_What you are asked to do_
Restate, word for word, all of the material shown below.

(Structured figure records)
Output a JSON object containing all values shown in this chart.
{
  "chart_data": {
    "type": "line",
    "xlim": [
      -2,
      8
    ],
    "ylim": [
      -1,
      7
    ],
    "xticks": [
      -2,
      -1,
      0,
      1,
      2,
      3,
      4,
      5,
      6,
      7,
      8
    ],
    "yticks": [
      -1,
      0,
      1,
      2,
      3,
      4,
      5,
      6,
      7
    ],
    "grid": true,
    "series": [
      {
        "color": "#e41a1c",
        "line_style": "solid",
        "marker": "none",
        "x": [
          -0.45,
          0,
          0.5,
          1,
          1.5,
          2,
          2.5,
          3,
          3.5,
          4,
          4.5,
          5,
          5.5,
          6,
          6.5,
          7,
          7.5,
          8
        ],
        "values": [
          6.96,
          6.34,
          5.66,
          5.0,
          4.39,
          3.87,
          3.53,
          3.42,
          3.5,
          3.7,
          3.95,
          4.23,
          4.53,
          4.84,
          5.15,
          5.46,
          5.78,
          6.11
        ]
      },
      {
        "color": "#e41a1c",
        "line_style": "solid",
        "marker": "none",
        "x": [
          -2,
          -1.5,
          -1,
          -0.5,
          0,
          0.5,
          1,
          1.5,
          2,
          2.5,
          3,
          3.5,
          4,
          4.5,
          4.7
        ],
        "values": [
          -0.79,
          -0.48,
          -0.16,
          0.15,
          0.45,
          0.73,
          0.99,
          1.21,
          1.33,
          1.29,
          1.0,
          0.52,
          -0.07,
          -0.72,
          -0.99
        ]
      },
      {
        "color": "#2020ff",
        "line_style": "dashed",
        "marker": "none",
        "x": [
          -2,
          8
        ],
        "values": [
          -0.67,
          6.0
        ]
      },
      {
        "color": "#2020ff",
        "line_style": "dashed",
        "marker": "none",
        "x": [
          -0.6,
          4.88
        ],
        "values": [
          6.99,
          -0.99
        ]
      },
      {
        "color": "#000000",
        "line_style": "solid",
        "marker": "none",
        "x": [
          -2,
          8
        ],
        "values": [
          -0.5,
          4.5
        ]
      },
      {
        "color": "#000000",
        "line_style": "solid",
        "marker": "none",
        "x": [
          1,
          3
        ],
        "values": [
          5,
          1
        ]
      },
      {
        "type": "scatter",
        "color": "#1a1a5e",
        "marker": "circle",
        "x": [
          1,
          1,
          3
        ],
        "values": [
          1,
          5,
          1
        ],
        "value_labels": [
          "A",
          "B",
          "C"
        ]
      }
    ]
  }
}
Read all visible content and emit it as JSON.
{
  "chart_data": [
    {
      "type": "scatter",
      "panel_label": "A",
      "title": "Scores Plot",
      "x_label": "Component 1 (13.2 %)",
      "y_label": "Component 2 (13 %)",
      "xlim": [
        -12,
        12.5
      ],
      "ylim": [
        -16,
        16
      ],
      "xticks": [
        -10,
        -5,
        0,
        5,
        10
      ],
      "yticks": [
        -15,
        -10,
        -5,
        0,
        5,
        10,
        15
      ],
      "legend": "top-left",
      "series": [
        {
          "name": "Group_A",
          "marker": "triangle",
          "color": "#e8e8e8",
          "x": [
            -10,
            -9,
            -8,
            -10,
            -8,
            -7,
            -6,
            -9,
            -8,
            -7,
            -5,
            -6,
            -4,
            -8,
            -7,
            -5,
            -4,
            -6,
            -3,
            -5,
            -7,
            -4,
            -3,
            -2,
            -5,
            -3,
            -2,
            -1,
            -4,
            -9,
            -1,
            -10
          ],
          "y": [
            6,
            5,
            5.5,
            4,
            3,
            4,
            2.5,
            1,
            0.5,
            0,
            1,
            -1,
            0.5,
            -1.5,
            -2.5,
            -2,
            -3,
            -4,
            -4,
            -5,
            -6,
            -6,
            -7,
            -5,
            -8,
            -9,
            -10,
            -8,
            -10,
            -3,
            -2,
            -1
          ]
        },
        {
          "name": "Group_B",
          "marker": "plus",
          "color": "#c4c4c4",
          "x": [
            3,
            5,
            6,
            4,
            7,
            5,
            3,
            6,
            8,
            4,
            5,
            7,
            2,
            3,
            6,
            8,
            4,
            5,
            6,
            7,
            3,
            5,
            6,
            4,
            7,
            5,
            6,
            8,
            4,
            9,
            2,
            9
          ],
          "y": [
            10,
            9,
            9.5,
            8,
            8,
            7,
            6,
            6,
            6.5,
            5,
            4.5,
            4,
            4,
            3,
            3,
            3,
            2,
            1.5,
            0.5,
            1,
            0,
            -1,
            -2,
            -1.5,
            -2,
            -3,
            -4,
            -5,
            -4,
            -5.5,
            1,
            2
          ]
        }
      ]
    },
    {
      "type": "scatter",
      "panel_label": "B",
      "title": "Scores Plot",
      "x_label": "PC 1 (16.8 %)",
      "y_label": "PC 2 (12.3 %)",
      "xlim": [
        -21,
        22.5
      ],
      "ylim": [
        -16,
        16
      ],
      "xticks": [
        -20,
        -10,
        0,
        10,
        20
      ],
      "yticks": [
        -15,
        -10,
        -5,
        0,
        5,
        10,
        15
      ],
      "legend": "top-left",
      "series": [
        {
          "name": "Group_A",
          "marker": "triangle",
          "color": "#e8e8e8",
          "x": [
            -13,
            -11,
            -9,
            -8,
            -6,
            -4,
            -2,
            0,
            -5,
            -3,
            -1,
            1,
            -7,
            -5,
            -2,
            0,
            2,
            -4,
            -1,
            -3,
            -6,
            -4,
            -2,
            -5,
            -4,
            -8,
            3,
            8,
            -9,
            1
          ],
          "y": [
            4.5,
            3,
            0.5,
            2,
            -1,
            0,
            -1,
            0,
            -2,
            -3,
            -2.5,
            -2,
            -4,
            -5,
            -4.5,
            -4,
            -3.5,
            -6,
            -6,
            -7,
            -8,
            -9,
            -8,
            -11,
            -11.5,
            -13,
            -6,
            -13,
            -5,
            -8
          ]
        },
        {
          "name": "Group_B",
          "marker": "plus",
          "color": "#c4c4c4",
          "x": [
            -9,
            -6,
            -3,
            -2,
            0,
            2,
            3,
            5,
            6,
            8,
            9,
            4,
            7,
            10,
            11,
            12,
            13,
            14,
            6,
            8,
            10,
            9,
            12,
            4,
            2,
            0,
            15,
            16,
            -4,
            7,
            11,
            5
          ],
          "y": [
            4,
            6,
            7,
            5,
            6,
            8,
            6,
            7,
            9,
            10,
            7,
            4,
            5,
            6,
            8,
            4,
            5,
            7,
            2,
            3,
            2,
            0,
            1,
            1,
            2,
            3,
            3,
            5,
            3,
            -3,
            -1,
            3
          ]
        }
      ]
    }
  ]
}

_Response below_
Output a JSON object containing all values shown in this chart.
{
  "chart_data": {
    "type": "line",
    "xlim": [
      -2,
      8
    ],
    "ylim": [
      -1,
      7
    ],
    "xticks": [
      -2,
      -1,
      0,
      1,
      2,
      3,
      4,
      5,
      6,
      7,
      8
    ],
    "yticks": [
      -1,
      0,
      1,
      2,
      3,
      4,
      5,
      6,
      7
    ],
    "grid": true,
    "series": [
      {
        "color": "#e41a1c",
        "line_style": "solid",
        "marker": "none",
        "x": [
          -0.45,
          0,
          0.5,
          1,
          1.5,
          2,
          2.5,
          3,
          3.5,
          4,
          4.5,
          5,
          5.5,
          6,
          6.5,
          7,
          7.5,
          8
        ],
        "values": [
          6.96,
          6.34,
          5.66,
          5.0,
          4.39,
          3.87,
          3.53,
          3.42,
          3.5,
          3.7,
          3.95,
          4.23,
          4.53,
          4.84,
          5.15,
          5.46,
          5.78,
          6.11
        ]
      },
      {
        "color": "#e41a1c",
        "line_style": "solid",
        "marker": "none",
        "x": [
          -2,
          -1.5,
          -1,
          -0.5,
          0,
          0.5,
          1,
          1.5,
          2,
          2.5,
          3,
          3.5,
          4,
          4.5,
          4.7
        ],
        "values": [
          -0.79,
          -0.48,
          -0.16,
          0.15,
          0.45,
          0.73,
          0.99,
          1.21,
          1.33,
          1.29,
          1.0,
          0.52,
          -0.07,
          -0.72,
          -0.99
        ]
      },
      {
        "color": "#2020ff",
        "line_style": "dashed",
        "marker": "none",
        "x": [
          -2,
          8
        ],
        "values": [
          -0.67,
          6.0
        ]
      },
      {
        "color": "#2020ff",
        "line_style": "dashed",
        "marker": "none",
        "x": [
          -0.6,
          4.88
        ],
        "values": [
          6.99,
          -0.99
        ]
      },
      {
        "color": "#000000",
        "line_style": "solid",
        "marker": "none",
        "x": [
          -2,
          8
        ],
        "values": [
          -0.5,
          4.5
        ]
      },
      {
        "color": "#000000",
        "line_style": "solid",
        "marker": "none",
        "x": [
          1,
          3
        ],
        "values": [
          5,
          1
        ]
      },
      {
        "type": "scatter",
        "color": "#1a1a5e",
        "marker": "circle",
        "x": [
          1,
          1,
          3
        ],
        "values": [
          1,
          5,
          1
        ],
        "value_labels": [
          "A",
          "B",
          "C"
        ]
      }
    ]
  }
}
Read all visible content and emit it as JSON.
{
  "chart_data": [
    {
      "type": "scatter",
      "panel_label": "A",
      "title": "Scores Plot",
      "x_label": "Component 1 (13.2 %)",
      "y_label": "Component 2 (13 %)",
      "xlim": [
        -12,
        12.5
      ],
      "ylim": [
        -16,
        16
      ],
      "xticks": [
        -10,
        -5,
        0,
        5,
        10
      ],
      "yticks": [
        -15,
        -10,
        -5,
        0,
        5,
        10,
        15
      ],
      "legend": "top-left",
      "series": [
        {
          "name": "Group_A",
          "marker": "triangle",
          "color": "#e8e8e8",
          "x": [
            -10,
            -9,
            -8,
            -10,
            -8,
            -7,
            -6,
            -9,
            -8,
            -7,
            -5,
            -6,
            -4,
            -8,
            -7,
            -5,
            -4,
            -6,
            -3,
            -5,
            -7,
            -4,
            -3,
            -2,
            -5,
            -3,
            -2,
            -1,
            -4,
            -9,
            -1,
            -10
          ],
          "y": [
            6,
            5,
            5.5,
            4,
            3,
            4,
            2.5,
            1,
            0.5,
            0,
            1,
            -1,
            0.5,
            -1.5,
            -2.5,
            -2,
            -3,
            -4,
            -4,
            -5,
            -6,
            -6,
            -7,
            -5,
            -8,
            -9,
            -10,
            -8,
            -10,
            -3,
            -2,
            -1
          ]
        },
        {
          "name": "Group_B",
          "marker": "plus",
          "color": "#c4c4c4",
          "x": [
            3,
            5,
            6,
            4,
            7,
            5,
            3,
            6,
            8,
            4,
            5,
            7,
            2,
            3,
            6,
            8,
            4,
            5,
            6,
            7,
            3,
            5,
            6,
            4,
            7,
            5,
            6,
            8,
            4,
            9,
            2,
            9
          ],
          "y": [
            10,
            9,
            9.5,
            8,
            8,
            7,
            6,
            6,
            6.5,
            5,
            4.5,
            4,
            4,
            3,
            3,
            3,
            2,
            1.5,
            0.5,
            1,
            0,
            -1,
            -2,
            -1.5,
            -2,
            -3,
            -4,
            -5,
            -4,
            -5.5,
            1,
            2
          ]
        }
      ]
    },
    {
      "type": "scatter",
      "panel_label": "B",
      "title": "Scores Plot",
      "x_label": "PC 1 (16.8 %)",
      "y_label": "PC 2 (12.3 %)",
      "xlim": [
        -21,
        22.5
      ],
      "ylim": [
        -16,
        16
      ],
      "xticks": [
        -20,
        -10,
        0,
        10,
        20
      ],
      "yticks": [
        -15,
        -10,
        -5,
        0,
        5,
        10,
        15
      ],
      "legend": "top-left",
      "series": [
        {
          "name": "Group_A",
          "marker": "triangle",
          "color": "#e8e8e8",
          "x": [
            -13,
            -11,
            -9,
            -8,
            -6,
            -4,
            -2,
            0,
            -5,
            -3,
            -1,
            1,
            -7,
            -5,
            -2,
            0,
            2,
            -4,
            -1,
            -3,
            -6,
            -4,
            -2,
            -5,
            -4,
            -8,
            3,
            8,
            -9,
            1
          ],
          "y": [
            4.5,
            3,
            0.5,
            2,
            -1,
            0,
            -1,
            0,
            -2,
            -3,
            -2.5,
            -2,
            -4,
            -5,
            -4.5,
            -4,
            -3.5,
            -6,
            -6,
            -7,
            -8,
            -9,
            -8,
            -11,
            -11.5,
            -13,
            -6,
            -13,
            -5,
            -8
          ]
        },
        {
          "name": "Group_B",
          "marker": "plus",
          "color": "#c4c4c4",
          "x": [
            -9,
            -6,
            -3,
            -2,
            0,
            2,
            3,
            5,
            6,
            8,
            9,
            4,
            7,
            10,
            11,
            12,
            13,
            14,
            6,
            8,
            10,
            9,
            12,
            4,
            2,
            0,
            15,
            16,
            -4,
            7,
            11,
            5
          ],
          "y": [
            4,
            6,
            7,
            5,
            6,
            8,
            6,
            7,
            9,
            10,
            7,
            4,
            5,
            6,
            8,
            4,
            5,
            7,
            2,
            3,
            2,
            0,
            1,
            1,
            2,
            3,
            3,
            5,
            3,
            -3,
            -1,
            3
          ]
        }
      ]
    }
  ]
}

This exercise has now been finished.